* Start *

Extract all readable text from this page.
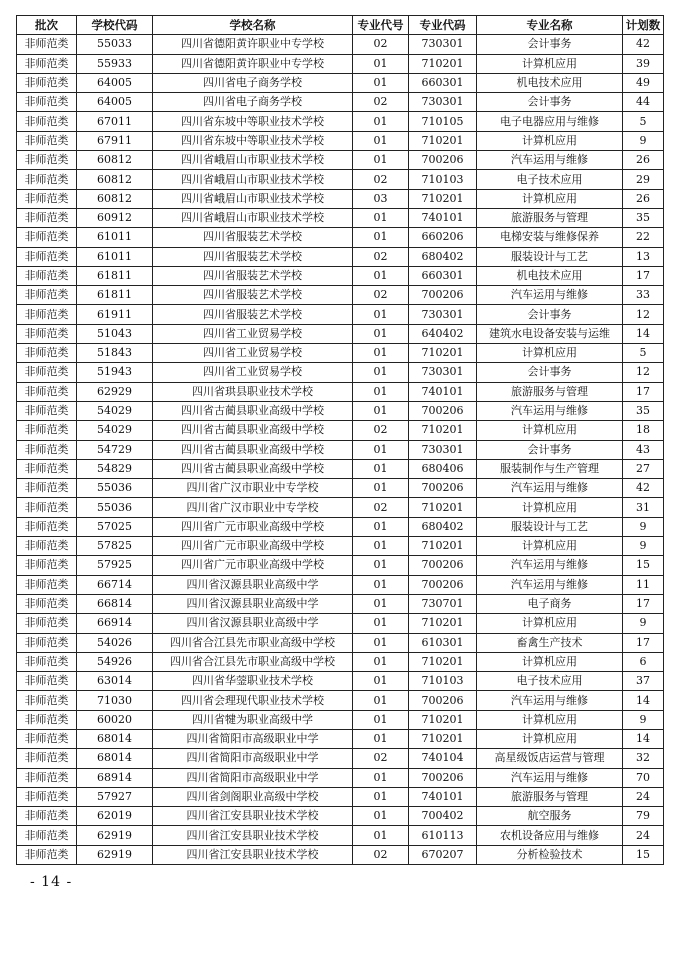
批次	学校代码	学校名称	专业代号	专业代码	专业名称	计划数
非师范类	55033	四川省德阳黄许职业中专学校	02	730301	会计事务	42
非师范类	55933	四川省德阳黄许职业中专学校	01	710201	计算机应用	39
非师范类	64005	四川省电子商务学校	01	660301	机电技术应用	49
非师范类	64005	四川省电子商务学校	02	730301	会计事务	44
非师范类	67011	四川省东坡中等职业技术学校	01	710105	电子电器应用与维修	5
非师范类	67911	四川省东坡中等职业技术学校	01	710201	计算机应用	9
非师范类	60812	四川省峨眉山市职业技术学校	01	700206	汽车运用与维修	26
非师范类	60812	四川省峨眉山市职业技术学校	02	710103	电子技术应用	29
非师范类	60812	四川省峨眉山市职业技术学校	03	710201	计算机应用	26
非师范类	60912	四川省峨眉山市职业技术学校	01	740101	旅游服务与管理	35
非师范类	61011	四川省服装艺术学校	01	660206	电梯安装与维修保养	22
非师范类	61011	四川省服装艺术学校	02	680402	服装设计与工艺	13
非师范类	61811	四川省服装艺术学校	01	660301	机电技术应用	17
非师范类	61811	四川省服装艺术学校	02	700206	汽车运用与维修	33
非师范类	61911	四川省服装艺术学校	01	730301	会计事务	12
非师范类	51043	四川省工业贸易学校	01	640402	建筑水电设备安装与运维	14
非师范类	51843	四川省工业贸易学校	01	710201	计算机应用	5
非师范类	51943	四川省工业贸易学校	01	730301	会计事务	12
非师范类	62929	四川省珙县职业技术学校	01	740101	旅游服务与管理	17
非师范类	54029	四川省古蔺县职业高级中学校	01	700206	汽车运用与维修	35
非师范类	54029	四川省古蔺县职业高级中学校	02	710201	计算机应用	18
非师范类	54729	四川省古蔺县职业高级中学校	01	730301	会计事务	43
非师范类	54829	四川省古蔺县职业高级中学校	01	680406	服装制作与生产管理	27
非师范类	55036	四川省广汉市职业中专学校	01	700206	汽车运用与维修	42
非师范类	55036	四川省广汉市职业中专学校	02	710201	计算机应用	31
非师范类	57025	四川省广元市职业高级中学校	01	680402	服装设计与工艺	9
非师范类	57825	四川省广元市职业高级中学校	01	710201	计算机应用	9
非师范类	57925	四川省广元市职业高级中学校	01	700206	汽车运用与维修	15
非师范类	66714	四川省汉源县职业高级中学	01	700206	汽车运用与维修	11
非师范类	66814	四川省汉源县职业高级中学	01	730701	电子商务	17
非师范类	66914	四川省汉源县职业高级中学	01	710201	计算机应用	9
非师范类	54026	四川省合江县先市职业高级中学校	01	610301	畜禽生产技术	17
非师范类	54926	四川省合江县先市职业高级中学校	01	710201	计算机应用	6
非师范类	63014	四川省华蓥职业技术学校	01	710103	电子技术应用	37
非师范类	71030	四川省会理现代职业技术学校	01	700206	汽车运用与维修	14
非师范类	60020	四川省犍为职业高级中学	01	710201	计算机应用	9
非师范类	68014	四川省简阳市高级职业中学	01	710201	计算机应用	14
非师范类	68014	四川省简阳市高级职业中学	02	740104	高星级饭店运营与管理	32
非师范类	68914	四川省简阳市高级职业中学	01	700206	汽车运用与维修	70
非师范类	57927	四川省剑阁职业高级中学校	01	740101	旅游服务与管理	24
非师范类	62019	四川省江安县职业技术学校	01	700402	航空服务	79
非师范类	62919	四川省江安县职业技术学校	01	610113	农机设备应用与维修	24
非师范类	62919	四川省江安县职业技术学校	02	670207	分析检验技术	15
- 14 -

* End *

What needs to be done: Find each line holding "四川省东坡中等职业技术学校". Copy it out.

Worked solution:
非师范类	67011	四川省东坡中等职业技术学校	01	710105	电子电器应用与维修	5
非师范类	67911	四川省东坡中等职业技术学校	01	710201	计算机应用	9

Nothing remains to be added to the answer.